> _WRITTEN TASK_
Search the listing below for "Южная". Copy each matching line.

> _EXCERPTED DATA_

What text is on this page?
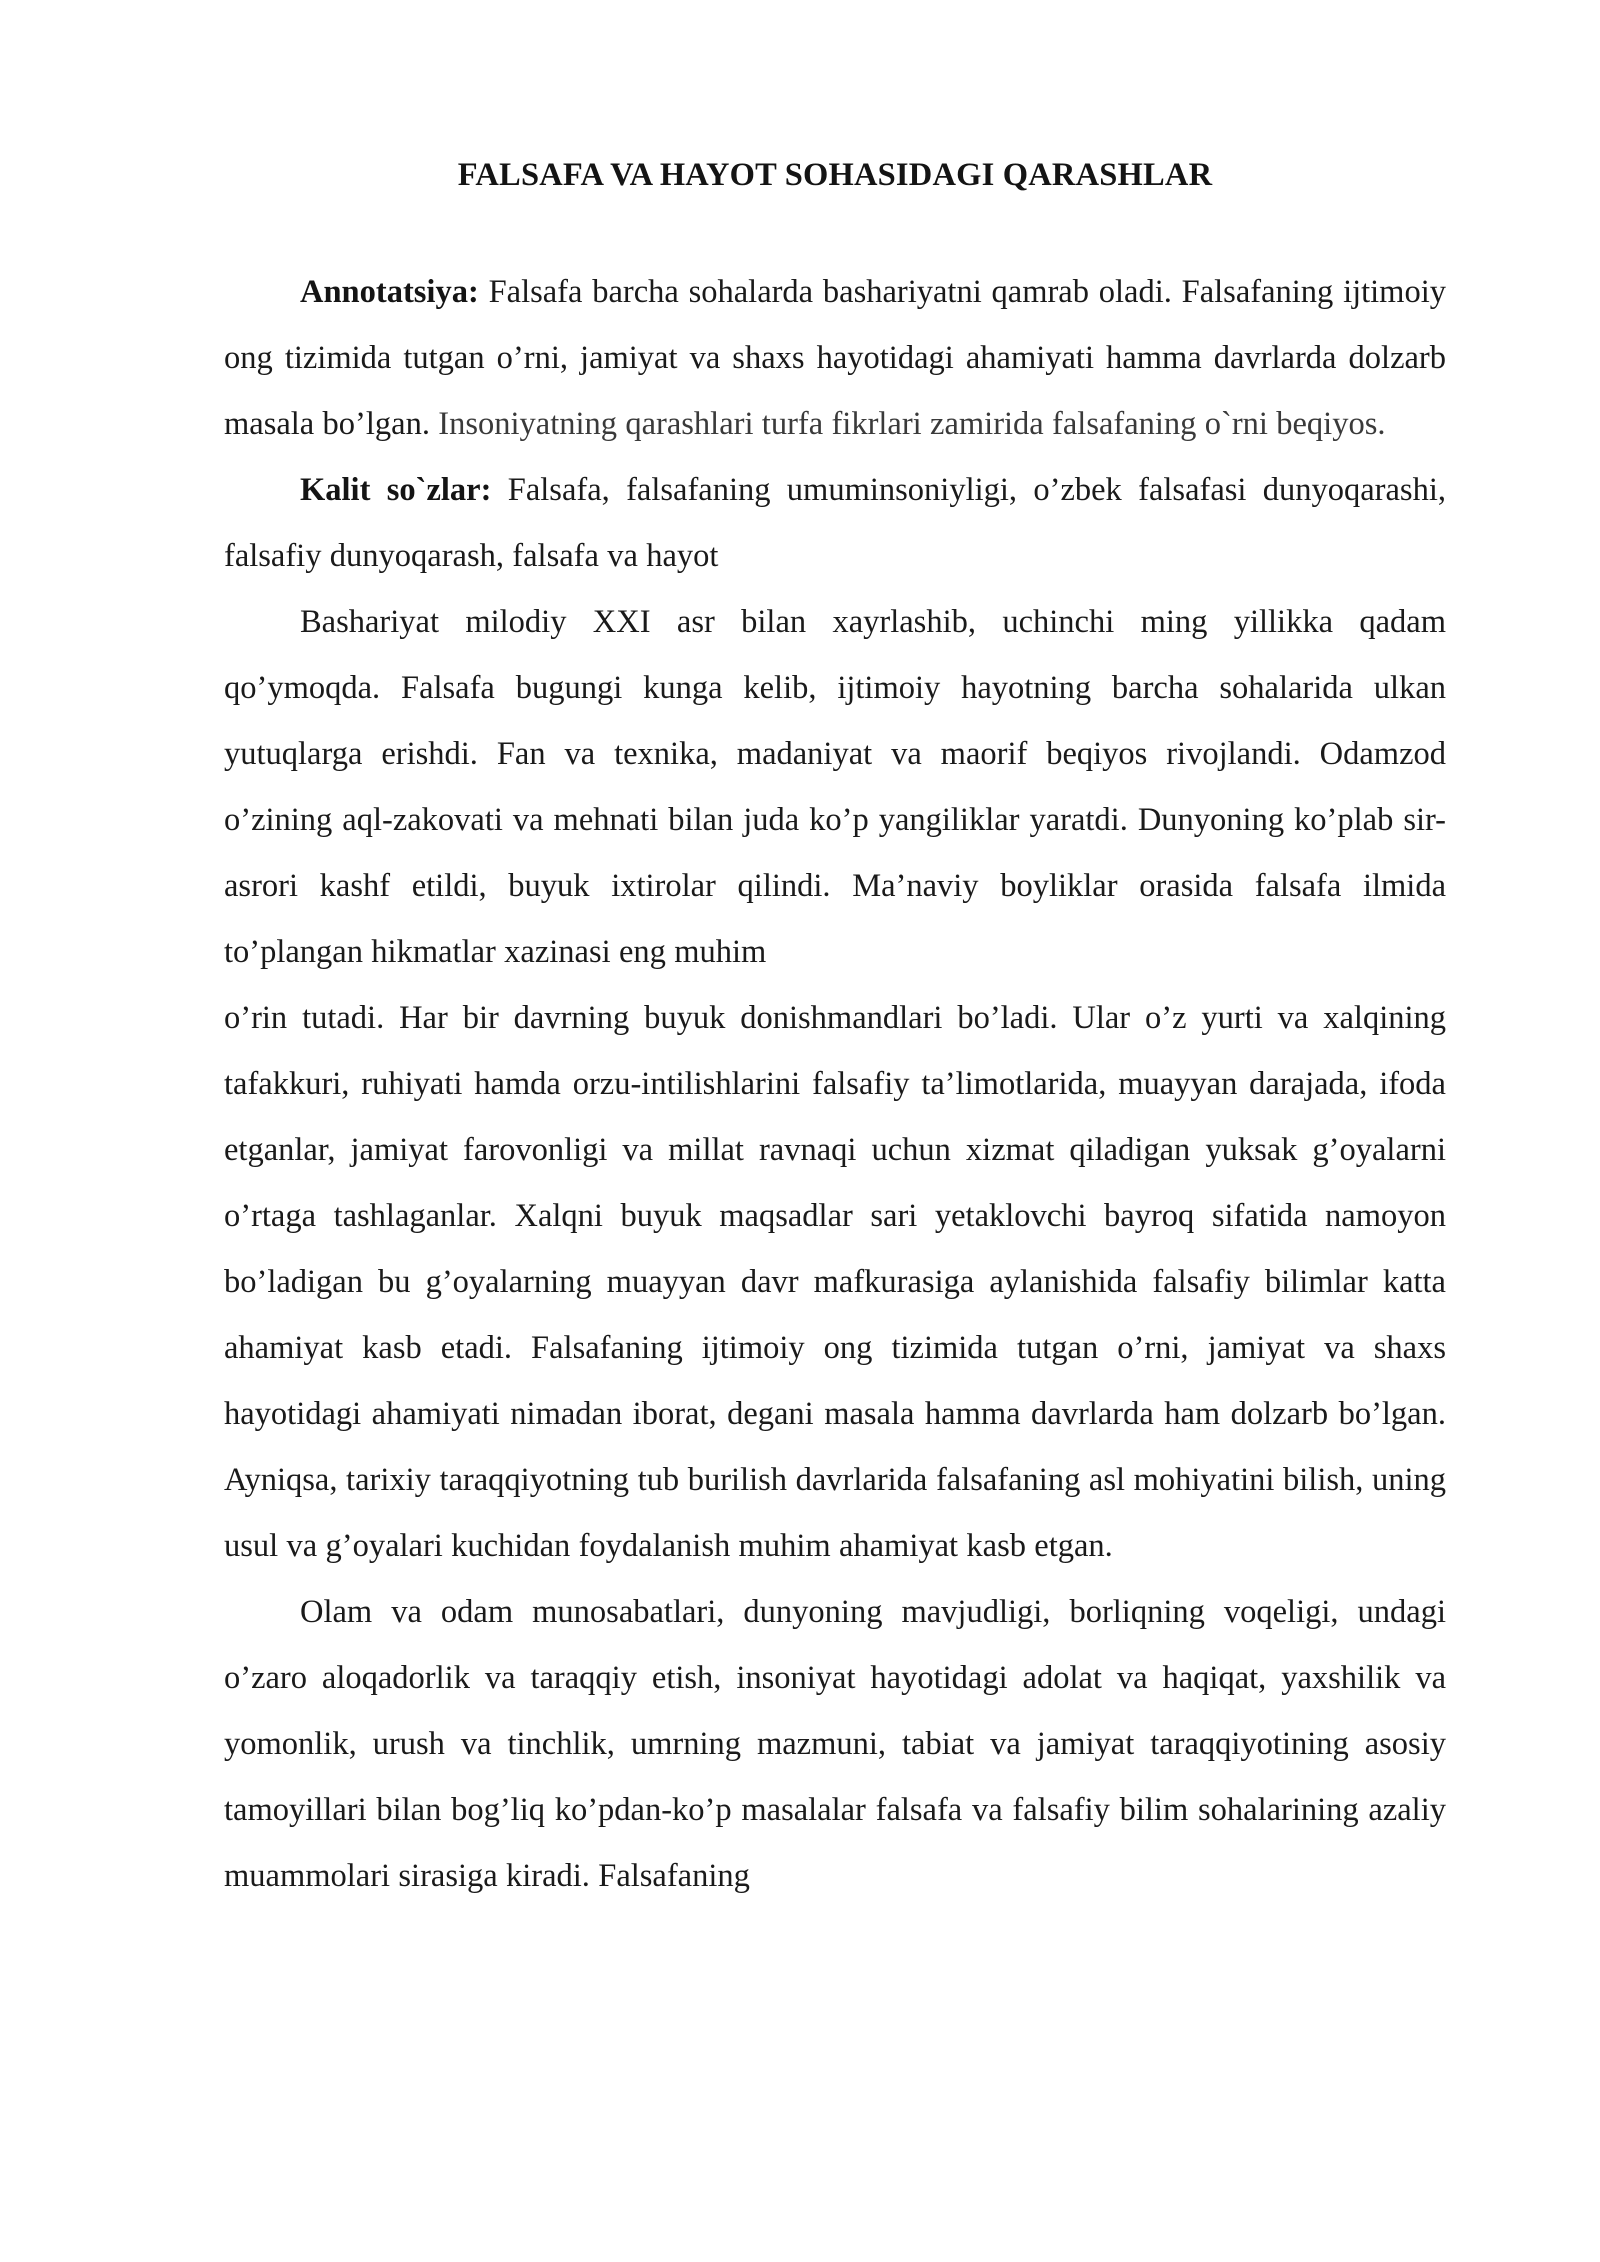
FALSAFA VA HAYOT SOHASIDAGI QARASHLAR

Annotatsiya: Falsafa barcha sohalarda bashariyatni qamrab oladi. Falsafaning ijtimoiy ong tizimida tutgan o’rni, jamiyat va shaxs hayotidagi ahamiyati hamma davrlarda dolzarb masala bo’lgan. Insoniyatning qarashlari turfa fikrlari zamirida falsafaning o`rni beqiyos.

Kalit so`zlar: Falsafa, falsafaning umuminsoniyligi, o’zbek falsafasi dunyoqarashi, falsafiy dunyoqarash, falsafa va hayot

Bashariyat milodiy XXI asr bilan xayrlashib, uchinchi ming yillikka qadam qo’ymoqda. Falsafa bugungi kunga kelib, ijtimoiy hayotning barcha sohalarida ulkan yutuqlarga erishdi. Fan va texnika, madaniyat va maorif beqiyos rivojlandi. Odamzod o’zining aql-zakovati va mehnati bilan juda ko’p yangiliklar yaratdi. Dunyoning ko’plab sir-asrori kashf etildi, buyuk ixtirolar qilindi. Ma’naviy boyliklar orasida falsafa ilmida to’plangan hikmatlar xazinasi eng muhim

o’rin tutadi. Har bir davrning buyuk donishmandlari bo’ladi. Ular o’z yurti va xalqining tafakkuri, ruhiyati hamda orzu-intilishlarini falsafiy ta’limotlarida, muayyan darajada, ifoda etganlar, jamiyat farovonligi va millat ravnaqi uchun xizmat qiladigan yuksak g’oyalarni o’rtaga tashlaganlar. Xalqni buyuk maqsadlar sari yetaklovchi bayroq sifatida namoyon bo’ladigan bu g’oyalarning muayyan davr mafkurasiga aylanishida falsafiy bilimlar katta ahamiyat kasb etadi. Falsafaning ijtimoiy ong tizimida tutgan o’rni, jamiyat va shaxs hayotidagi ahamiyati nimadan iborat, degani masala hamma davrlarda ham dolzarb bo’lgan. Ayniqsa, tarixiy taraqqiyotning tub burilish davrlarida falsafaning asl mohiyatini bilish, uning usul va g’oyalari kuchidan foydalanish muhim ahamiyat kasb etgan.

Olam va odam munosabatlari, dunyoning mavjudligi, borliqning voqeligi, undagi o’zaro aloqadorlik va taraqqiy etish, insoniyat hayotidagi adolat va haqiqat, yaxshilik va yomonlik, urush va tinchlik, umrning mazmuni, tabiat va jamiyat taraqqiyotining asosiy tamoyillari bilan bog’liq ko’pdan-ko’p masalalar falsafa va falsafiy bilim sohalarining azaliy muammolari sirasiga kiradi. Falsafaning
---
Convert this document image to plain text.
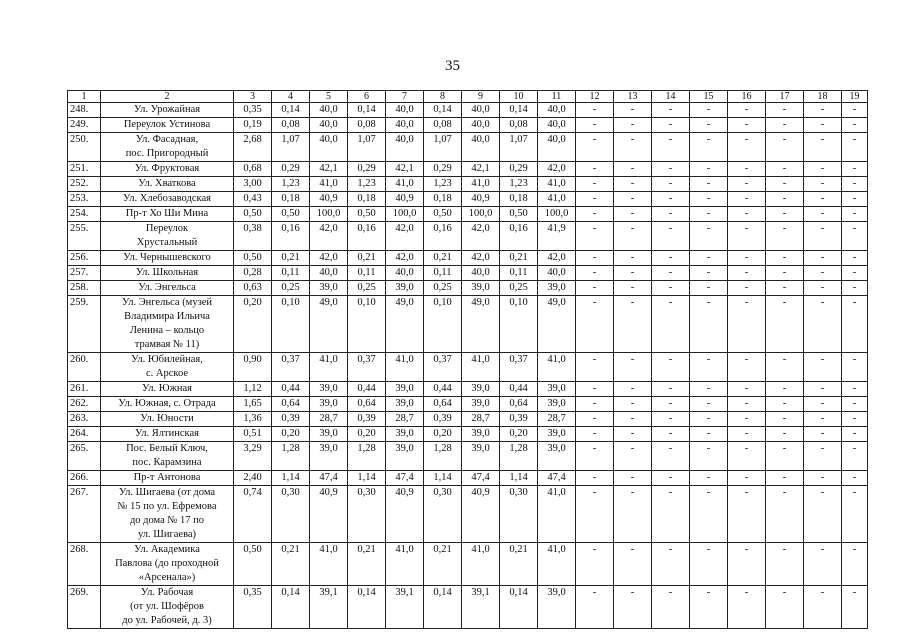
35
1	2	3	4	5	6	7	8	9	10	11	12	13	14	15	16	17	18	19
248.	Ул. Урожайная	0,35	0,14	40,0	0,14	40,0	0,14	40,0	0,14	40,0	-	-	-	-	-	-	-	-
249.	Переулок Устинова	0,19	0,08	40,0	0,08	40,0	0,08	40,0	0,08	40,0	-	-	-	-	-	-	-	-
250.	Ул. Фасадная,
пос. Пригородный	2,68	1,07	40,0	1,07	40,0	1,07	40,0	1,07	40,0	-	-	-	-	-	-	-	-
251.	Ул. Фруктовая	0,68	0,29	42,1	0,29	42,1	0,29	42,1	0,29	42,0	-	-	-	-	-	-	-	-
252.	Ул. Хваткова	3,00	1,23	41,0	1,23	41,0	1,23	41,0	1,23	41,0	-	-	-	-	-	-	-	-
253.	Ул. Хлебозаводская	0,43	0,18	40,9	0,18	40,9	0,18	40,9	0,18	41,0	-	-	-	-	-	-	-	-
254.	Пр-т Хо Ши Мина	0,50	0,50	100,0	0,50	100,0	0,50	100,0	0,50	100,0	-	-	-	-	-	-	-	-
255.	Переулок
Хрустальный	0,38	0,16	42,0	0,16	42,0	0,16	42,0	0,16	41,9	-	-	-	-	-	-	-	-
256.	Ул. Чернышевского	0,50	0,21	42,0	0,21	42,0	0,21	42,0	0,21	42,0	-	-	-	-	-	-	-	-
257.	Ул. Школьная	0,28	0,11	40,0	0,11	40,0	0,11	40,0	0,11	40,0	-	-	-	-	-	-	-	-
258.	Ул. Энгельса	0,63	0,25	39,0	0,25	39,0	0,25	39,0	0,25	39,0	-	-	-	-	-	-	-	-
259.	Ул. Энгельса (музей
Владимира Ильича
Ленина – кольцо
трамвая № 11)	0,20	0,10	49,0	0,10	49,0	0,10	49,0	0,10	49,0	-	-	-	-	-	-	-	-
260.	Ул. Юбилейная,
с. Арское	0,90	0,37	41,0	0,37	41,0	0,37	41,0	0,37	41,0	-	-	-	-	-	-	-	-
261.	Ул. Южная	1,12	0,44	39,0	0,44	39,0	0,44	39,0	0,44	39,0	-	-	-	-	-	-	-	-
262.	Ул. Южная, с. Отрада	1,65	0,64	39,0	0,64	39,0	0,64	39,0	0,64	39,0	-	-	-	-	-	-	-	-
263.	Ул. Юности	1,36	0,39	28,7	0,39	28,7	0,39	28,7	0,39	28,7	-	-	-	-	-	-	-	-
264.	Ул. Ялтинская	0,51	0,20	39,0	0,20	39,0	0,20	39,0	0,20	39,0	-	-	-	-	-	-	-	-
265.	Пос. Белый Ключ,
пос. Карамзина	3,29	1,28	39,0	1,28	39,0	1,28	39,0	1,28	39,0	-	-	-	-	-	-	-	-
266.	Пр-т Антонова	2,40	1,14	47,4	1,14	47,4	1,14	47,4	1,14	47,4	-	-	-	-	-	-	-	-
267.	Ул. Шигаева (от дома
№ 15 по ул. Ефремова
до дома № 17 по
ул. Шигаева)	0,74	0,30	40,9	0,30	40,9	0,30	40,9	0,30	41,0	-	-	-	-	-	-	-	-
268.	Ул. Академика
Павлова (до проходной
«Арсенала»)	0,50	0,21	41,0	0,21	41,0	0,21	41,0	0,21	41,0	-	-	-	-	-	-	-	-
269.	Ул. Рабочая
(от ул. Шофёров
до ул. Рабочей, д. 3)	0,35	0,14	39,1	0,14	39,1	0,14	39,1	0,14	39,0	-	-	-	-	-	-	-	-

> _RESULT OF THIS TASK_
261.	Ул. Южная	1,12	0,44	39,0	0,44	39,0	0,44	39,0	0,44	39,0	-	-	-	-	-	-	-	-
262.	Ул. Южная, с. Отрада	1,65	0,64	39,0	0,64	39,0	0,64	39,0	0,64	39,0	-	-	-	-	-	-	-	-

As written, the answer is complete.